GIVEN TASK: Take every line from the listing below that contains "Sass".
━━ RECORDS FOR THIS TASK
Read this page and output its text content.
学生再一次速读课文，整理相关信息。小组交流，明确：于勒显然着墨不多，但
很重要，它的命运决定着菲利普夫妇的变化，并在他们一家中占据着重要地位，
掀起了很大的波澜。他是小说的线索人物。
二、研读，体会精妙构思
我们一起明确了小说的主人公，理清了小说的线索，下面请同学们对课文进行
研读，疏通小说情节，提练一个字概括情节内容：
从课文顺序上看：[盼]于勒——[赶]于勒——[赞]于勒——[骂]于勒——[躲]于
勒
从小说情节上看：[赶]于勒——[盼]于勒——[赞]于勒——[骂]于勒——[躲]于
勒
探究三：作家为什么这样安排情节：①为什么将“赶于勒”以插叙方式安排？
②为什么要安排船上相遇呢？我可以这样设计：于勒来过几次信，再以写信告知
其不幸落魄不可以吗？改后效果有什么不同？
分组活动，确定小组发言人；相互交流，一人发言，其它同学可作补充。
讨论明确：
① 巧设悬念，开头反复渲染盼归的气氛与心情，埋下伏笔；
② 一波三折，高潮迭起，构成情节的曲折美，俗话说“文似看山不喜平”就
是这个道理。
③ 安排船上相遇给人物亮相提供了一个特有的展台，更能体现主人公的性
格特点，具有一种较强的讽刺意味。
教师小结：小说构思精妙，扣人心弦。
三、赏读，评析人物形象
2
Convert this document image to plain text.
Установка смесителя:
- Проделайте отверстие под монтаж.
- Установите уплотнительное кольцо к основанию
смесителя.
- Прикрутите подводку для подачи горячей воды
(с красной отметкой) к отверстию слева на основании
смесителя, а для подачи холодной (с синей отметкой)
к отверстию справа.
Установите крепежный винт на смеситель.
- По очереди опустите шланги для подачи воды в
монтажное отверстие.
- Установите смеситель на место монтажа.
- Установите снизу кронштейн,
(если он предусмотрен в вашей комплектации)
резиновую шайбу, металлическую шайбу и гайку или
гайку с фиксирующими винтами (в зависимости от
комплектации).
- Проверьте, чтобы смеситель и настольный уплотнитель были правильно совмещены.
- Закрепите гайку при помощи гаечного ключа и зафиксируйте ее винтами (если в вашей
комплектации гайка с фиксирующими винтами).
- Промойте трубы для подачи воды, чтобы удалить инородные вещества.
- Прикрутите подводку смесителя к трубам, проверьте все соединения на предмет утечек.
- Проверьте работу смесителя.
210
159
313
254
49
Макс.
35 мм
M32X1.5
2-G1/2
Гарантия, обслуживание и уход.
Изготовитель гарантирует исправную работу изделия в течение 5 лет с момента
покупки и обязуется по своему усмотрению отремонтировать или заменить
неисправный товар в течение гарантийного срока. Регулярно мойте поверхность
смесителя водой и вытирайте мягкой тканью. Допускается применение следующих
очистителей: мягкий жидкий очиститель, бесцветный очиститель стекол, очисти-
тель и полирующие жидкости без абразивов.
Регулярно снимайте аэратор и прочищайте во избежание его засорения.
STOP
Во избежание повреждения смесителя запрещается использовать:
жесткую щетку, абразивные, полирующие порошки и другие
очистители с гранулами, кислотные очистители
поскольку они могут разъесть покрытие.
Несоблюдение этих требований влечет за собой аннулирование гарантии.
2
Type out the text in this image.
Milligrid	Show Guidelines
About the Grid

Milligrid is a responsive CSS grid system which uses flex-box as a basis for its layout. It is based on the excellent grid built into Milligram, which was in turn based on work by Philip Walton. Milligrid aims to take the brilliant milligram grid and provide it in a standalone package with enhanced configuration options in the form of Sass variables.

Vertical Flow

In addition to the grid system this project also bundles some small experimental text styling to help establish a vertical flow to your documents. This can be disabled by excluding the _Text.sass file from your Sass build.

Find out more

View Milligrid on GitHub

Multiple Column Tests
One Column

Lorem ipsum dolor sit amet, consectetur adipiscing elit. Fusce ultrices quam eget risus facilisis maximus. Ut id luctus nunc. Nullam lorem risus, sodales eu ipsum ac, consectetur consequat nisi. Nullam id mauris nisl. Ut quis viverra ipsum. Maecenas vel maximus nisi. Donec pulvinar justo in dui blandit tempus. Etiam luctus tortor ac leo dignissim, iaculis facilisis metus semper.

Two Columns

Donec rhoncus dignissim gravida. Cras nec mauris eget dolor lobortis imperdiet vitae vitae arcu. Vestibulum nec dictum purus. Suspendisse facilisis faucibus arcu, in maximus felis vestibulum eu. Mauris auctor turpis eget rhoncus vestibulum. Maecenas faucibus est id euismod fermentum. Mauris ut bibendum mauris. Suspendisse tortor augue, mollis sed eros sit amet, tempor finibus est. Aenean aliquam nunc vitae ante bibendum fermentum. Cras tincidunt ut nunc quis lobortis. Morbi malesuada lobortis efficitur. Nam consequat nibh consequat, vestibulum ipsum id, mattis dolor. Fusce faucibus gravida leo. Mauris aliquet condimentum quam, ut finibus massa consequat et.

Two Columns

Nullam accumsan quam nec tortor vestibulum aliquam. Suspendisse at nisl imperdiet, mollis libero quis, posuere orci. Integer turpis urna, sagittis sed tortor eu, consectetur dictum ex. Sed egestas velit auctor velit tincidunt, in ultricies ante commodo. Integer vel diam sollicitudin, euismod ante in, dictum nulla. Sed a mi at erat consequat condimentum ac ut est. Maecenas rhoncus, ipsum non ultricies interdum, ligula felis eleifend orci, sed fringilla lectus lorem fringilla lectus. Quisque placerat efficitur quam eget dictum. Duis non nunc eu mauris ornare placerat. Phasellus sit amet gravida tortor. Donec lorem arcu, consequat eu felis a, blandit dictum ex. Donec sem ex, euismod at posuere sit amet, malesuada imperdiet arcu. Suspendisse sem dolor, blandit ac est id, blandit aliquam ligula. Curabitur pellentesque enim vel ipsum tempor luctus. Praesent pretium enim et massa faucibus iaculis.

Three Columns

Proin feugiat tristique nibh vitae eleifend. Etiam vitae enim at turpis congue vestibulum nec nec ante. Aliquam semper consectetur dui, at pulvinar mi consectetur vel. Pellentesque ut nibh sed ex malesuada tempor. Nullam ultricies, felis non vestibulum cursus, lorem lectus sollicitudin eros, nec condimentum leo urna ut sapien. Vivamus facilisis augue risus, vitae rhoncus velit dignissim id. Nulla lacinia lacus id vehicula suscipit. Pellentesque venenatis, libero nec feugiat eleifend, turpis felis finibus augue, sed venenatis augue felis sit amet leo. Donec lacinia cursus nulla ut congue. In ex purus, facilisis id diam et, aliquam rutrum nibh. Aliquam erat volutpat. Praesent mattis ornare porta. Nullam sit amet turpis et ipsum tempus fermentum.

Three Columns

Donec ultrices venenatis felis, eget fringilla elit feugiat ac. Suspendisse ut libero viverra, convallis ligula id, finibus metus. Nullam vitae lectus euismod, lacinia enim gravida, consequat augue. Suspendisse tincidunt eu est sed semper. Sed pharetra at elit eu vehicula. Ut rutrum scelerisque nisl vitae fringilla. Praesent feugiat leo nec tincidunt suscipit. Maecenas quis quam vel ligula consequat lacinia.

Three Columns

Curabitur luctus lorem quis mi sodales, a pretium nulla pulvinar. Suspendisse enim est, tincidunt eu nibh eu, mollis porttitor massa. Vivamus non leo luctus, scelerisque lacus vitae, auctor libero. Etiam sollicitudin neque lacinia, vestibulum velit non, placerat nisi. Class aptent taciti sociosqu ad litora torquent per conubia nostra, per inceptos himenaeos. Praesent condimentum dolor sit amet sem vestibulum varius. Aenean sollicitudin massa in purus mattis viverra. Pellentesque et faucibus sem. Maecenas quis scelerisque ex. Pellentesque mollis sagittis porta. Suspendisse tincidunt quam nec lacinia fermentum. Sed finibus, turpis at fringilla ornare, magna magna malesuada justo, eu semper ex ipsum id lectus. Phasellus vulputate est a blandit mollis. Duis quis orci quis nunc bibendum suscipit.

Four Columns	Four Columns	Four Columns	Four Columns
━━━━
SOLUTION TO THIS TASK:
Milligrid is a responsive CSS grid system which uses flex-box as a basis for its layout. It is based on the excellent grid built into Milligram, which was in turn based on work by Philip Walton. Milligrid aims to take the brilliant milligram grid and provide it in a standalone package with enhanced configuration options in the form of Sass variables.
In addition to the grid system this project also bundles some small experimental text styling to help establish a vertical flow to your documents. This can be disabled by excluding the _Text.sass file from your Sass build.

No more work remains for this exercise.